§ **STORED ROWS**
— start —
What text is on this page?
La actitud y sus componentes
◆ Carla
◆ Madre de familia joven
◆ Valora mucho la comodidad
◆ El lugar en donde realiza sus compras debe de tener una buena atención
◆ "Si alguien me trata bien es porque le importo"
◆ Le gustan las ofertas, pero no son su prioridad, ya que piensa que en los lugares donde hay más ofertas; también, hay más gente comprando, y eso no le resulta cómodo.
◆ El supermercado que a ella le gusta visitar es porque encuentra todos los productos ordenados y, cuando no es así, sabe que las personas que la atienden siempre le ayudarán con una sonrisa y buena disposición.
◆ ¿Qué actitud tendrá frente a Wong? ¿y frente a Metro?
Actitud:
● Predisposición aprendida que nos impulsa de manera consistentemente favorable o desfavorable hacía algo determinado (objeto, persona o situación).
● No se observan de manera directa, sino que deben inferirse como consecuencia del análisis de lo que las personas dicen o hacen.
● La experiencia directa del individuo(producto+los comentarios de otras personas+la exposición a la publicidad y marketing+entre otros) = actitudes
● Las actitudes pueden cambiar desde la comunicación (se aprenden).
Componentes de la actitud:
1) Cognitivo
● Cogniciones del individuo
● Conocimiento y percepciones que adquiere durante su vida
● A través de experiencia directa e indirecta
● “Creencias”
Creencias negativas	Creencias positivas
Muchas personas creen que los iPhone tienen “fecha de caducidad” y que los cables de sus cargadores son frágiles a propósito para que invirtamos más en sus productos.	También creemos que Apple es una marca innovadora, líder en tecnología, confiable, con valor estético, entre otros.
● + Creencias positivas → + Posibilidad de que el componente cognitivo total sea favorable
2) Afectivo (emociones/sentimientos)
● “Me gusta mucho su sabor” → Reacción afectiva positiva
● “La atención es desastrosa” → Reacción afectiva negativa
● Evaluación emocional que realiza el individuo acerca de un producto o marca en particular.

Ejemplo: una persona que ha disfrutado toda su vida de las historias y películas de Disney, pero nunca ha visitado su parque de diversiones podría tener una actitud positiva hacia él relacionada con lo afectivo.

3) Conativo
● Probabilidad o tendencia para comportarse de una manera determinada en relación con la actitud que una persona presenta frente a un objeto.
— end —
§ **TASK GOAL**
In the records above, find each line with the word "objeto" and copy it.

§ **OUTPUT OF THE EXERCISE**
● Predisposición aprendida que nos impulsa de manera consistentemente favorable o desfavorable hacía algo determinado (objeto, persona o situación).
● Probabilidad o tendencia para comportarse de una manera determinada en relación con la actitud que una persona presenta frente a un objeto.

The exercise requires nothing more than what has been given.